Extracted records
↓↓↓
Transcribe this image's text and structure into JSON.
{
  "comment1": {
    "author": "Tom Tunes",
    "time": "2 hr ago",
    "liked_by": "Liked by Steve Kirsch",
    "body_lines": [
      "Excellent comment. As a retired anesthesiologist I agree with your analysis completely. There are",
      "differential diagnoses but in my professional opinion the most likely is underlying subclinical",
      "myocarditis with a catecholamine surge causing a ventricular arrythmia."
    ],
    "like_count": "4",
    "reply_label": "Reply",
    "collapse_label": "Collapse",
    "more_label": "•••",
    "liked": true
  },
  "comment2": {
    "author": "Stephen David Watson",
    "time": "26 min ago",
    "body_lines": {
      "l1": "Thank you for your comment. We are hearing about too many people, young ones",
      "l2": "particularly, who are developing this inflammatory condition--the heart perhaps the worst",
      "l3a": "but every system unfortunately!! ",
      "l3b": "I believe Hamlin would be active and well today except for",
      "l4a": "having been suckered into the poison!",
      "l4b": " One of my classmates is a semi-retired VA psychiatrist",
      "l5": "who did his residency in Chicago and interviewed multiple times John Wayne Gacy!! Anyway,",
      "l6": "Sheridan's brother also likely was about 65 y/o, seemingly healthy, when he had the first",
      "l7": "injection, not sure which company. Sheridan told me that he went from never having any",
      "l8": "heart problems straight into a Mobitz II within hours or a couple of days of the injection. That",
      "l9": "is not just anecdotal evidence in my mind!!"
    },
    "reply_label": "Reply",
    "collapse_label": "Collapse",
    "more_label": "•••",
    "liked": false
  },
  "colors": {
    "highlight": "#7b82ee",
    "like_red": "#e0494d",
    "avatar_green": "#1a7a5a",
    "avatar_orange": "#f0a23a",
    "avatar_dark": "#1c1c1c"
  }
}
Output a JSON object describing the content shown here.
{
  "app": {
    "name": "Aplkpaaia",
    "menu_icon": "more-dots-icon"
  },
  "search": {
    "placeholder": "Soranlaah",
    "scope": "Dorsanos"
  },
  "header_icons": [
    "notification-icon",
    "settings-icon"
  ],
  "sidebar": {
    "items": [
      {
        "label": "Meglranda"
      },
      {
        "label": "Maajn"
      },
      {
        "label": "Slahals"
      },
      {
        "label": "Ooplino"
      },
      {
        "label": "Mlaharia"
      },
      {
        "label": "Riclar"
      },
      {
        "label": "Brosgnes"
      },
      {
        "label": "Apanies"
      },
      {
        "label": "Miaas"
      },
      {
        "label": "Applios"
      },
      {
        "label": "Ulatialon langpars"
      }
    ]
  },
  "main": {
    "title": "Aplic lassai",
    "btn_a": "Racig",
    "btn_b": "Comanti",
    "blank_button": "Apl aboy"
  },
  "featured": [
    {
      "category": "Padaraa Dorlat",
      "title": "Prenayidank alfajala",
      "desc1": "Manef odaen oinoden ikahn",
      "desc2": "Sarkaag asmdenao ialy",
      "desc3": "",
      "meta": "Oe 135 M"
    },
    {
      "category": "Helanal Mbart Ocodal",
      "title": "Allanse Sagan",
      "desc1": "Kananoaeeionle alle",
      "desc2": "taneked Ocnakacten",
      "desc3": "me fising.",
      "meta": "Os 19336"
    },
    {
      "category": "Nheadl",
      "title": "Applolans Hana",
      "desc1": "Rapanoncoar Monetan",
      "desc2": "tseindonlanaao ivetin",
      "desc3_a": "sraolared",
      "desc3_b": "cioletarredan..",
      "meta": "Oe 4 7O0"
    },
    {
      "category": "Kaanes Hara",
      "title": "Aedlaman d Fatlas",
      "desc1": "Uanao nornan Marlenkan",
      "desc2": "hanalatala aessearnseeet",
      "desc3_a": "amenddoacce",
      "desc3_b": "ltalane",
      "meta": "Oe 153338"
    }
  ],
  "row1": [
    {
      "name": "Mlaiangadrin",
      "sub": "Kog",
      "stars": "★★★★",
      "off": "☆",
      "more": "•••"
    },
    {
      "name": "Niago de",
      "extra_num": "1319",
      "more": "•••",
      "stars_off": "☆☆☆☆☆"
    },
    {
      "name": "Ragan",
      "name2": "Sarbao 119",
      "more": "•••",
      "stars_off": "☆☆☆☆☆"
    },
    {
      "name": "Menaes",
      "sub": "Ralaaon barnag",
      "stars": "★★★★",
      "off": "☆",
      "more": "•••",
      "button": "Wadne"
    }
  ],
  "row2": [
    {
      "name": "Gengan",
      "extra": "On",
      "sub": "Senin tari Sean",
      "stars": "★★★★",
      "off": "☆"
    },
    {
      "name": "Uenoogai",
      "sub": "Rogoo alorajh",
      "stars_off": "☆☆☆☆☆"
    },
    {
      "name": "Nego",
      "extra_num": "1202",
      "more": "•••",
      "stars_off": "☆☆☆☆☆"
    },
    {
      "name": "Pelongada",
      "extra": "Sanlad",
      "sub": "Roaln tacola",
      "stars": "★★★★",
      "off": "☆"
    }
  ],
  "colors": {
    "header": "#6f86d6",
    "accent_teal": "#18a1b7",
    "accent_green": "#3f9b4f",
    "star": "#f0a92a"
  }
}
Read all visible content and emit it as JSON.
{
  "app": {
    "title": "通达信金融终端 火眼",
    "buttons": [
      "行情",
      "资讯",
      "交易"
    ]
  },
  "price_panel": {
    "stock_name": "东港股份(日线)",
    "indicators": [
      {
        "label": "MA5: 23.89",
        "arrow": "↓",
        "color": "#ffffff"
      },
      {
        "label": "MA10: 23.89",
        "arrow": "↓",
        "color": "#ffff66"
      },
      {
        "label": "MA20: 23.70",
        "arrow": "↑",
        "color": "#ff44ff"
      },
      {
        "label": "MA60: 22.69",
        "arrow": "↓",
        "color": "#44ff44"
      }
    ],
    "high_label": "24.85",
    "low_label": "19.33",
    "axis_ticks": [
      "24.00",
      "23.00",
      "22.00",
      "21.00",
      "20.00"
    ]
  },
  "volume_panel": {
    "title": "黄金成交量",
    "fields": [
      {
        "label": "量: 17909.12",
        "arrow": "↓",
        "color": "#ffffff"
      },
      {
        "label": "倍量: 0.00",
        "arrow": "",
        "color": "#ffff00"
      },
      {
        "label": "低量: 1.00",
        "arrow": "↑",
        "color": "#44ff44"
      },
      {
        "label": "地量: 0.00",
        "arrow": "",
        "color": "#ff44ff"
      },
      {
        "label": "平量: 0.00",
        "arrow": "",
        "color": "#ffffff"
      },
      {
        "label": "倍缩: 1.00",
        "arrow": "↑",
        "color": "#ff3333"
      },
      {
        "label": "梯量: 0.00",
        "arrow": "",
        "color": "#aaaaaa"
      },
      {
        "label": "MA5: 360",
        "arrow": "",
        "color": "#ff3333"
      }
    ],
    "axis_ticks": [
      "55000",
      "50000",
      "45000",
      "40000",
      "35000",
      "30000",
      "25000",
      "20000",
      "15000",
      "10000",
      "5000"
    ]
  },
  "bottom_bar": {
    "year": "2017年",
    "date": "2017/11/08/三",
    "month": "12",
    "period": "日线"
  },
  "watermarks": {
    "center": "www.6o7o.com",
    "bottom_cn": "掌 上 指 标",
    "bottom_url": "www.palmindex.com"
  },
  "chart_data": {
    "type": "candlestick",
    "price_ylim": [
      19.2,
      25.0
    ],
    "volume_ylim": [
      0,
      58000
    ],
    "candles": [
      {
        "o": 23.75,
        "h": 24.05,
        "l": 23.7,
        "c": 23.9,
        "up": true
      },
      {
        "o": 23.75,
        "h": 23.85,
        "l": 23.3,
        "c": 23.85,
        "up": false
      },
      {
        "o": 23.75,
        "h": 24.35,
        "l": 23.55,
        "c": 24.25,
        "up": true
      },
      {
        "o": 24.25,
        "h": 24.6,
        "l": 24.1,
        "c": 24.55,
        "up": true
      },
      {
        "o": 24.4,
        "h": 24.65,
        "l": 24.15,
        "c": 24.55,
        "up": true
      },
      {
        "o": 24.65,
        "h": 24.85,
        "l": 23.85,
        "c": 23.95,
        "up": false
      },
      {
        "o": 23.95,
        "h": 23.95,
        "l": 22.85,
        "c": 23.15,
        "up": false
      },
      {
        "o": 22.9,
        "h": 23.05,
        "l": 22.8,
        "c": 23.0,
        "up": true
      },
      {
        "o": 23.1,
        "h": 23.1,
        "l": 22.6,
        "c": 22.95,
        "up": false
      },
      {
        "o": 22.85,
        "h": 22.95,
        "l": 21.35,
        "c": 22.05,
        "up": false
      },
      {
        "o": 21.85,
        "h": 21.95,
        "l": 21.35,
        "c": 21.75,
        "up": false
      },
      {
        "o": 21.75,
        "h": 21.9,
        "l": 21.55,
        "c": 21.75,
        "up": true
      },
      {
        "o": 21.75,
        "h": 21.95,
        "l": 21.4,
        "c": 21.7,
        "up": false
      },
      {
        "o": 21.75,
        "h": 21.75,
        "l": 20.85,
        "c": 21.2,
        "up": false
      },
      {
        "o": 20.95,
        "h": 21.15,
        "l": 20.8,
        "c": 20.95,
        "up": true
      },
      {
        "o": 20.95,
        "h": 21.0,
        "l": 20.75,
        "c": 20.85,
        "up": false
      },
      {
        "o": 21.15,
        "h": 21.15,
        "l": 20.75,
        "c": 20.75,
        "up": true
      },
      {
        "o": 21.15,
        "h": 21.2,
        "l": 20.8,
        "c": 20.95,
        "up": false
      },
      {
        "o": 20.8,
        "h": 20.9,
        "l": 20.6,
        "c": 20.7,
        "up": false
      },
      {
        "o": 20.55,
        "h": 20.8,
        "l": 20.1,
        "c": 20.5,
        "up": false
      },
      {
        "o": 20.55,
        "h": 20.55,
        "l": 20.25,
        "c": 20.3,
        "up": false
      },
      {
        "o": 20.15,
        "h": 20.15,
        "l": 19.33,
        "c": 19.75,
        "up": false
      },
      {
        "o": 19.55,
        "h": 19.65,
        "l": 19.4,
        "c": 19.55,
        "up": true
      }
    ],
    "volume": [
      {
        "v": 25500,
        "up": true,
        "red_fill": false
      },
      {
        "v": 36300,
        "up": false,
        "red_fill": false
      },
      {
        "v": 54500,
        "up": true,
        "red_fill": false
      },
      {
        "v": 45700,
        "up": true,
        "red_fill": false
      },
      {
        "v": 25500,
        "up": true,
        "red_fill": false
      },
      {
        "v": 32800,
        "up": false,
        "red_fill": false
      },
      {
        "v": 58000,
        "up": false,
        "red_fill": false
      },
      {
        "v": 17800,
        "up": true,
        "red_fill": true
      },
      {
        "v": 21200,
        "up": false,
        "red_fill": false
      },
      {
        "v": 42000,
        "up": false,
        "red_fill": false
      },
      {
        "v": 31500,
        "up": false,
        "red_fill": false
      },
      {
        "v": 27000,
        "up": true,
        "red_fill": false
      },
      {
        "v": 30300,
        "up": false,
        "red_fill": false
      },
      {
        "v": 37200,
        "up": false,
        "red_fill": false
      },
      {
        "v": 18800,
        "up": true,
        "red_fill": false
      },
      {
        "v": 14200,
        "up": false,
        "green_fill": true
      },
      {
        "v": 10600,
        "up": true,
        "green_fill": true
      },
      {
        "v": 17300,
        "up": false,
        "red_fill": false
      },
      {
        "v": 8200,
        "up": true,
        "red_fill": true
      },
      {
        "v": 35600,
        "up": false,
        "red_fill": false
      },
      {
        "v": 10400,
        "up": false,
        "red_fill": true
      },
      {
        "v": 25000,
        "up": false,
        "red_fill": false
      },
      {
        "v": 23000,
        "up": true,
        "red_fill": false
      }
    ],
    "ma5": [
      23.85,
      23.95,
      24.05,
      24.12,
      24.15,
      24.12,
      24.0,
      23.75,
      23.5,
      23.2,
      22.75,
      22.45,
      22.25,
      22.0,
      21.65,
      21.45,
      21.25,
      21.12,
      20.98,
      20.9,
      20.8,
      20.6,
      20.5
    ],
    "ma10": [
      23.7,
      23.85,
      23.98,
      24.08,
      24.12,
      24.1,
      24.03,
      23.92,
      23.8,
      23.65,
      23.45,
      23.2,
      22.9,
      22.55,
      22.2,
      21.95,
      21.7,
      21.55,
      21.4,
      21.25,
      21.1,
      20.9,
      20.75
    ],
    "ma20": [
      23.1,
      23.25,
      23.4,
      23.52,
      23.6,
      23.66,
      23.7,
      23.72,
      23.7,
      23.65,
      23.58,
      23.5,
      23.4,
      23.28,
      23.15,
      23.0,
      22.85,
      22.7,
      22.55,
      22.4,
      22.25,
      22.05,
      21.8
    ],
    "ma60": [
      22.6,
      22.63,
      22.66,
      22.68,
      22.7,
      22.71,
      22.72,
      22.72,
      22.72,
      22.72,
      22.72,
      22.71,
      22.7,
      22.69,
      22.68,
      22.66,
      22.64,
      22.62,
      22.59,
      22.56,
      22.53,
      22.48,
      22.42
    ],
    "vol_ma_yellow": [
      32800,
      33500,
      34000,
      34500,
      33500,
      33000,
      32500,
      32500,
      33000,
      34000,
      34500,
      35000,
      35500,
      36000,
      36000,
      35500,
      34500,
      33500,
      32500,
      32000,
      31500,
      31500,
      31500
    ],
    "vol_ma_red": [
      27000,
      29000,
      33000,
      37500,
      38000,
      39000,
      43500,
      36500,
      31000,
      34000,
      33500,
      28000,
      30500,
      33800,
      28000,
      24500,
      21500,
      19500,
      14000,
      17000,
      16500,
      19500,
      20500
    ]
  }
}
↑↑↑
* **TASK REQUIREMENTS**
Search the listing for the word "having" and return each line that holds it.

* **WRITTEN SOLUTION**
      "l4a": "having been suckered into the poison!",
      "l7": "injection, not sure which company. Sheridan told me that he went from never having any",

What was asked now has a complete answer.